• [EXERCISE AIM] Write each line out exactly, leaving none out.

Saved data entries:
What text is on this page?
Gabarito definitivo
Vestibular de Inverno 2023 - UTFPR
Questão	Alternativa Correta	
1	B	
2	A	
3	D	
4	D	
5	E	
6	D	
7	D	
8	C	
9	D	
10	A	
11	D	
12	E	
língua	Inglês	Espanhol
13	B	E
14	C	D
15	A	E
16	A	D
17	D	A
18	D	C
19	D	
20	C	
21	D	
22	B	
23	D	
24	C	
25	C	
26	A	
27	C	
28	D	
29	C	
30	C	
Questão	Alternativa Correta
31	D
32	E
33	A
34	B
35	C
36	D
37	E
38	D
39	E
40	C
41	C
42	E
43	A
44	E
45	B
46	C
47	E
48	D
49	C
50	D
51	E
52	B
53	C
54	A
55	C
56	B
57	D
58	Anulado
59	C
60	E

• [ANSWER TO THIS EXERCISE]
What text is on this page?
Gabarito definitivo
Vestibular de Inverno 2023 - UTFPR
Questão	Alternativa Correta	
1	B	
2	A	
3	D	
4	D	
5	E	
6	D	
7	D	
8	C	
9	D	
10	A	
11	D	
12	E	
língua	Inglês	Espanhol
13	B	E
14	C	D
15	A	E
16	A	D
17	D	A
18	D	C
19	D	
20	C	
21	D	
22	B	
23	D	
24	C	
25	C	
26	A	
27	C	
28	D	
29	C	
30	C	
Questão	Alternativa Correta
31	D
32	E
33	A
34	B
35	C
36	D
37	E
38	D
39	E
40	C
41	C
42	E
43	A
44	E
45	B
46	C
47	E
48	D
49	C
50	D
51	E
52	B
53	C
54	A
55	C
56	B
57	D
58	Anulado
59	C
60	E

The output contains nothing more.